• **WRITTEN TASK**:
Transcribe each line of the material as it is, and drop any picture.

-- BEGIN DATA EXCERPTS --

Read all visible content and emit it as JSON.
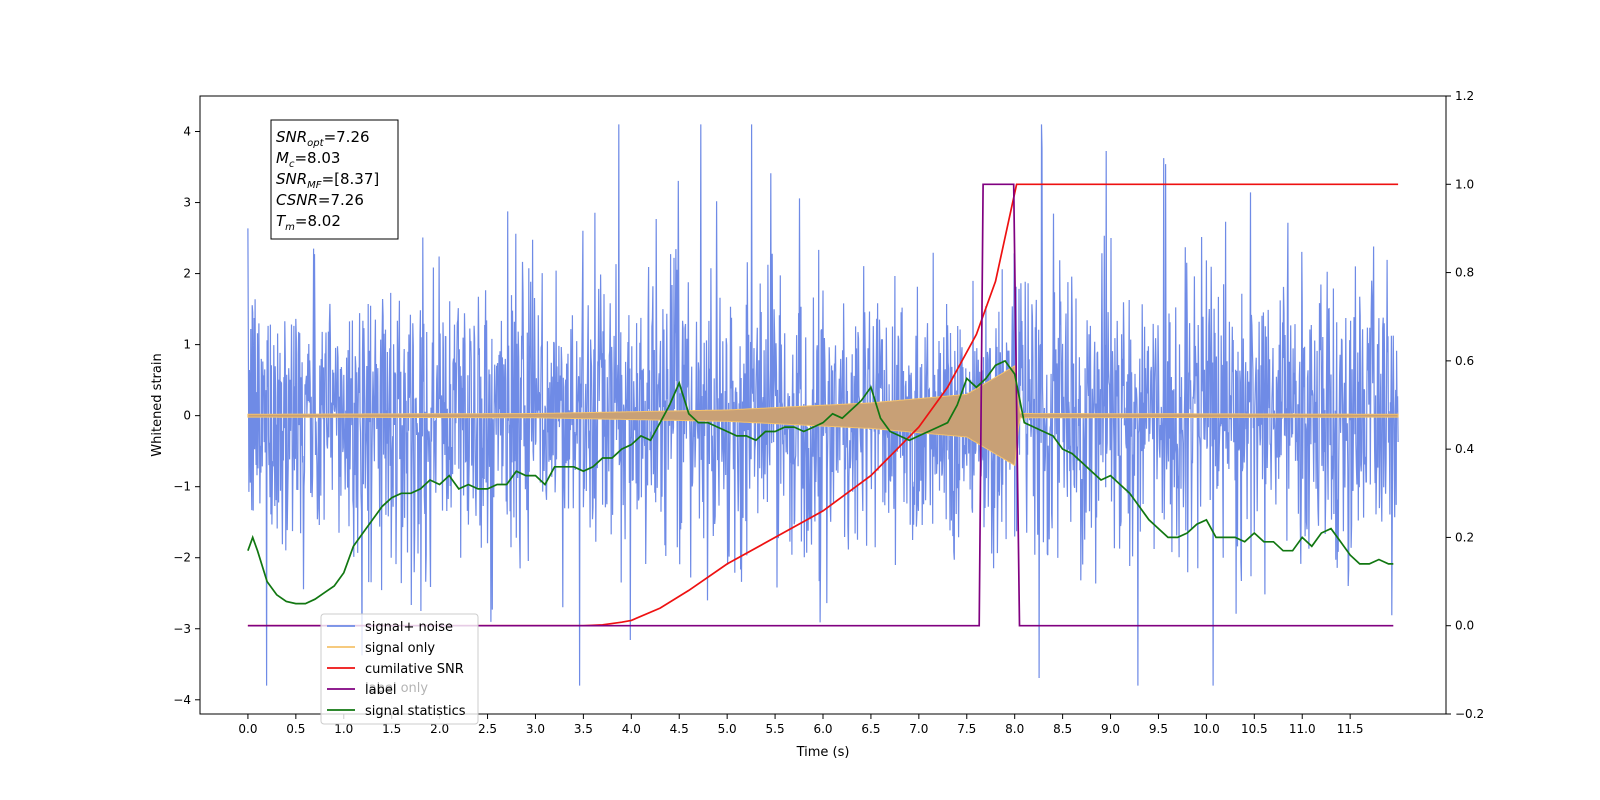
{
  "chart_data": {
    "type": "line",
    "title": "",
    "xlabel": "Time (s)",
    "ylabel": "Whitened strain",
    "xlim": [
      -0.5,
      12.5
    ],
    "ylim": [
      -4.2,
      4.5
    ],
    "y2lim": [
      -0.2,
      1.2
    ],
    "grid": false,
    "legend_position": "bottom-left",
    "x_ticks": [
      "0.0",
      "0.5",
      "1.0",
      "1.5",
      "2.0",
      "2.5",
      "3.0",
      "3.5",
      "4.0",
      "4.5",
      "5.0",
      "5.5",
      "6.0",
      "6.5",
      "7.0",
      "7.5",
      "8.0",
      "8.5",
      "9.0",
      "9.5",
      "10.0",
      "10.5",
      "11.0",
      "11.5"
    ],
    "y_ticks": [
      "−4",
      "−3",
      "−2",
      "−1",
      "0",
      "1",
      "2",
      "3",
      "4"
    ],
    "y2_ticks": [
      "−0.2",
      "0.0",
      "0.2",
      "0.4",
      "0.6",
      "0.8",
      "1.0",
      "1.2"
    ],
    "annotation": {
      "lines": [
        {
          "base": "SNR",
          "sub": "opt",
          "rest": "=7.26"
        },
        {
          "base": "M",
          "sub": "c",
          "rest": "=8.03"
        },
        {
          "base": "SNR",
          "sub": "MF",
          "rest": "=[8.37]"
        },
        {
          "base": "CSNR",
          "sub": "",
          "rest": "=7.26"
        },
        {
          "base": "T",
          "sub": "m",
          "rest": "=8.02"
        }
      ]
    },
    "legend": [
      "signal+ noise",
      "signal only",
      "cumilative SNR",
      "label",
      "signal statistics"
    ],
    "legend_hidden_text": [
      "label only"
    ],
    "colors": {
      "noise": "#6f8be6",
      "signal": "#f5c26b",
      "signal_fill": "#c8a076",
      "csnr": "#ee1111",
      "label": "#800080",
      "stats": "#117711"
    },
    "series": [
      {
        "name": "signal+ noise",
        "axis": "left",
        "description_range": [
          -3.8,
          4.1
        ],
        "x_range": [
          0.0,
          12.0
        ]
      },
      {
        "name": "signal only",
        "axis": "left",
        "amplitude_points": {
          "x": [
            0.0,
            3.0,
            5.0,
            6.5,
            7.5,
            8.0,
            8.05,
            12.0
          ],
          "amp": [
            0.02,
            0.03,
            0.08,
            0.18,
            0.3,
            0.7,
            0.03,
            0.02
          ]
        }
      },
      {
        "name": "cumilative SNR",
        "axis": "right",
        "x": [
          0.0,
          3.5,
          3.7,
          3.9,
          4.0,
          4.3,
          4.6,
          5.0,
          5.5,
          6.0,
          6.5,
          7.0,
          7.3,
          7.6,
          7.8,
          8.0,
          8.02,
          12.0
        ],
        "y": [
          0.0,
          0.0,
          0.002,
          0.008,
          0.012,
          0.04,
          0.08,
          0.14,
          0.2,
          0.26,
          0.34,
          0.45,
          0.54,
          0.66,
          0.78,
          0.98,
          1.0,
          1.0
        ]
      },
      {
        "name": "label",
        "axis": "right",
        "x": [
          0.0,
          7.63,
          7.67,
          7.99,
          8.05,
          11.95
        ],
        "y": [
          0.0,
          0.0,
          1.0,
          1.0,
          0.0,
          0.0
        ]
      },
      {
        "name": "signal statistics",
        "axis": "right",
        "x": [
          0.0,
          0.05,
          0.1,
          0.2,
          0.3,
          0.4,
          0.5,
          0.6,
          0.7,
          0.8,
          0.9,
          1.0,
          1.1,
          1.2,
          1.3,
          1.4,
          1.5,
          1.6,
          1.7,
          1.8,
          1.9,
          2.0,
          2.1,
          2.2,
          2.3,
          2.4,
          2.5,
          2.6,
          2.7,
          2.8,
          2.9,
          3.0,
          3.1,
          3.2,
          3.3,
          3.4,
          3.5,
          3.6,
          3.7,
          3.8,
          3.9,
          4.0,
          4.1,
          4.2,
          4.3,
          4.4,
          4.5,
          4.6,
          4.7,
          4.8,
          4.9,
          5.0,
          5.1,
          5.2,
          5.3,
          5.4,
          5.5,
          5.6,
          5.7,
          5.8,
          5.9,
          6.0,
          6.1,
          6.2,
          6.3,
          6.4,
          6.5,
          6.6,
          6.7,
          6.8,
          6.9,
          7.0,
          7.1,
          7.2,
          7.3,
          7.4,
          7.5,
          7.6,
          7.7,
          7.8,
          7.9,
          8.0,
          8.1,
          8.2,
          8.3,
          8.4,
          8.5,
          8.6,
          8.7,
          8.8,
          8.9,
          9.0,
          9.1,
          9.2,
          9.3,
          9.4,
          9.5,
          9.6,
          9.7,
          9.8,
          9.9,
          10.0,
          10.1,
          10.2,
          10.3,
          10.4,
          10.5,
          10.6,
          10.7,
          10.8,
          10.9,
          11.0,
          11.1,
          11.2,
          11.3,
          11.4,
          11.5,
          11.6,
          11.7,
          11.8,
          11.9,
          11.95
        ],
        "y": [
          0.17,
          0.2,
          0.17,
          0.1,
          0.07,
          0.055,
          0.05,
          0.05,
          0.06,
          0.075,
          0.09,
          0.12,
          0.18,
          0.21,
          0.24,
          0.27,
          0.29,
          0.3,
          0.3,
          0.31,
          0.33,
          0.32,
          0.34,
          0.31,
          0.32,
          0.31,
          0.31,
          0.32,
          0.32,
          0.35,
          0.34,
          0.34,
          0.32,
          0.36,
          0.36,
          0.36,
          0.35,
          0.36,
          0.38,
          0.38,
          0.4,
          0.41,
          0.43,
          0.42,
          0.46,
          0.5,
          0.55,
          0.48,
          0.46,
          0.46,
          0.45,
          0.44,
          0.43,
          0.43,
          0.42,
          0.44,
          0.44,
          0.45,
          0.45,
          0.44,
          0.45,
          0.46,
          0.48,
          0.47,
          0.49,
          0.51,
          0.54,
          0.47,
          0.44,
          0.43,
          0.42,
          0.43,
          0.44,
          0.45,
          0.46,
          0.5,
          0.56,
          0.54,
          0.56,
          0.59,
          0.6,
          0.57,
          0.46,
          0.45,
          0.44,
          0.43,
          0.4,
          0.39,
          0.37,
          0.35,
          0.33,
          0.34,
          0.32,
          0.3,
          0.27,
          0.24,
          0.22,
          0.2,
          0.2,
          0.21,
          0.23,
          0.24,
          0.2,
          0.2,
          0.2,
          0.19,
          0.21,
          0.19,
          0.19,
          0.17,
          0.17,
          0.2,
          0.18,
          0.21,
          0.22,
          0.19,
          0.16,
          0.14,
          0.14,
          0.15,
          0.14,
          0.14
        ]
      }
    ]
  }
}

-- END DATA EXCERPTS --

• **SOLUTION TO THIS EXERCISE**:
Read all visible content and emit it as JSON.
{
  "chart_data": {
    "type": "line",
    "title": "",
    "xlabel": "Time (s)",
    "ylabel": "Whitened strain",
    "xlim": [
      -0.5,
      12.5
    ],
    "ylim": [
      -4.2,
      4.5
    ],
    "y2lim": [
      -0.2,
      1.2
    ],
    "grid": false,
    "legend_position": "bottom-left",
    "x_ticks": [
      "0.0",
      "0.5",
      "1.0",
      "1.5",
      "2.0",
      "2.5",
      "3.0",
      "3.5",
      "4.0",
      "4.5",
      "5.0",
      "5.5",
      "6.0",
      "6.5",
      "7.0",
      "7.5",
      "8.0",
      "8.5",
      "9.0",
      "9.5",
      "10.0",
      "10.5",
      "11.0",
      "11.5"
    ],
    "y_ticks": [
      "−4",
      "−3",
      "−2",
      "−1",
      "0",
      "1",
      "2",
      "3",
      "4"
    ],
    "y2_ticks": [
      "−0.2",
      "0.0",
      "0.2",
      "0.4",
      "0.6",
      "0.8",
      "1.0",
      "1.2"
    ],
    "annotation": {
      "lines": [
        {
          "base": "SNR",
          "sub": "opt",
          "rest": "=7.26"
        },
        {
          "base": "M",
          "sub": "c",
          "rest": "=8.03"
        },
        {
          "base": "SNR",
          "sub": "MF",
          "rest": "=[8.37]"
        },
        {
          "base": "CSNR",
          "sub": "",
          "rest": "=7.26"
        },
        {
          "base": "T",
          "sub": "m",
          "rest": "=8.02"
        }
      ]
    },
    "legend": [
      "signal+ noise",
      "signal only",
      "cumilative SNR",
      "label",
      "signal statistics"
    ],
    "legend_hidden_text": [
      "label only"
    ],
    "colors": {
      "noise": "#6f8be6",
      "signal": "#f5c26b",
      "signal_fill": "#c8a076",
      "csnr": "#ee1111",
      "label": "#800080",
      "stats": "#117711"
    },
    "series": [
      {
        "name": "signal+ noise",
        "axis": "left",
        "description_range": [
          -3.8,
          4.1
        ],
        "x_range": [
          0.0,
          12.0
        ]
      },
      {
        "name": "signal only",
        "axis": "left",
        "amplitude_points": {
          "x": [
            0.0,
            3.0,
            5.0,
            6.5,
            7.5,
            8.0,
            8.05,
            12.0
          ],
          "amp": [
            0.02,
            0.03,
            0.08,
            0.18,
            0.3,
            0.7,
            0.03,
            0.02
          ]
        }
      },
      {
        "name": "cumilative SNR",
        "axis": "right",
        "x": [
          0.0,
          3.5,
          3.7,
          3.9,
          4.0,
          4.3,
          4.6,
          5.0,
          5.5,
          6.0,
          6.5,
          7.0,
          7.3,
          7.6,
          7.8,
          8.0,
          8.02,
          12.0
        ],
        "y": [
          0.0,
          0.0,
          0.002,
          0.008,
          0.012,
          0.04,
          0.08,
          0.14,
          0.2,
          0.26,
          0.34,
          0.45,
          0.54,
          0.66,
          0.78,
          0.98,
          1.0,
          1.0
        ]
      },
      {
        "name": "label",
        "axis": "right",
        "x": [
          0.0,
          7.63,
          7.67,
          7.99,
          8.05,
          11.95
        ],
        "y": [
          0.0,
          0.0,
          1.0,
          1.0,
          0.0,
          0.0
        ]
      },
      {
        "name": "signal statistics",
        "axis": "right",
        "x": [
          0.0,
          0.05,
          0.1,
          0.2,
          0.3,
          0.4,
          0.5,
          0.6,
          0.7,
          0.8,
          0.9,
          1.0,
          1.1,
          1.2,
          1.3,
          1.4,
          1.5,
          1.6,
          1.7,
          1.8,
          1.9,
          2.0,
          2.1,
          2.2,
          2.3,
          2.4,
          2.5,
          2.6,
          2.7,
          2.8,
          2.9,
          3.0,
          3.1,
          3.2,
          3.3,
          3.4,
          3.5,
          3.6,
          3.7,
          3.8,
          3.9,
          4.0,
          4.1,
          4.2,
          4.3,
          4.4,
          4.5,
          4.6,
          4.7,
          4.8,
          4.9,
          5.0,
          5.1,
          5.2,
          5.3,
          5.4,
          5.5,
          5.6,
          5.7,
          5.8,
          5.9,
          6.0,
          6.1,
          6.2,
          6.3,
          6.4,
          6.5,
          6.6,
          6.7,
          6.8,
          6.9,
          7.0,
          7.1,
          7.2,
          7.3,
          7.4,
          7.5,
          7.6,
          7.7,
          7.8,
          7.9,
          8.0,
          8.1,
          8.2,
          8.3,
          8.4,
          8.5,
          8.6,
          8.7,
          8.8,
          8.9,
          9.0,
          9.1,
          9.2,
          9.3,
          9.4,
          9.5,
          9.6,
          9.7,
          9.8,
          9.9,
          10.0,
          10.1,
          10.2,
          10.3,
          10.4,
          10.5,
          10.6,
          10.7,
          10.8,
          10.9,
          11.0,
          11.1,
          11.2,
          11.3,
          11.4,
          11.5,
          11.6,
          11.7,
          11.8,
          11.9,
          11.95
        ],
        "y": [
          0.17,
          0.2,
          0.17,
          0.1,
          0.07,
          0.055,
          0.05,
          0.05,
          0.06,
          0.075,
          0.09,
          0.12,
          0.18,
          0.21,
          0.24,
          0.27,
          0.29,
          0.3,
          0.3,
          0.31,
          0.33,
          0.32,
          0.34,
          0.31,
          0.32,
          0.31,
          0.31,
          0.32,
          0.32,
          0.35,
          0.34,
          0.34,
          0.32,
          0.36,
          0.36,
          0.36,
          0.35,
          0.36,
          0.38,
          0.38,
          0.4,
          0.41,
          0.43,
          0.42,
          0.46,
          0.5,
          0.55,
          0.48,
          0.46,
          0.46,
          0.45,
          0.44,
          0.43,
          0.43,
          0.42,
          0.44,
          0.44,
          0.45,
          0.45,
          0.44,
          0.45,
          0.46,
          0.48,
          0.47,
          0.49,
          0.51,
          0.54,
          0.47,
          0.44,
          0.43,
          0.42,
          0.43,
          0.44,
          0.45,
          0.46,
          0.5,
          0.56,
          0.54,
          0.56,
          0.59,
          0.6,
          0.57,
          0.46,
          0.45,
          0.44,
          0.43,
          0.4,
          0.39,
          0.37,
          0.35,
          0.33,
          0.34,
          0.32,
          0.3,
          0.27,
          0.24,
          0.22,
          0.2,
          0.2,
          0.21,
          0.23,
          0.24,
          0.2,
          0.2,
          0.2,
          0.19,
          0.21,
          0.19,
          0.19,
          0.17,
          0.17,
          0.2,
          0.18,
          0.21,
          0.22,
          0.19,
          0.16,
          0.14,
          0.14,
          0.15,
          0.14,
          0.14
        ]
      }
    ]
  }
}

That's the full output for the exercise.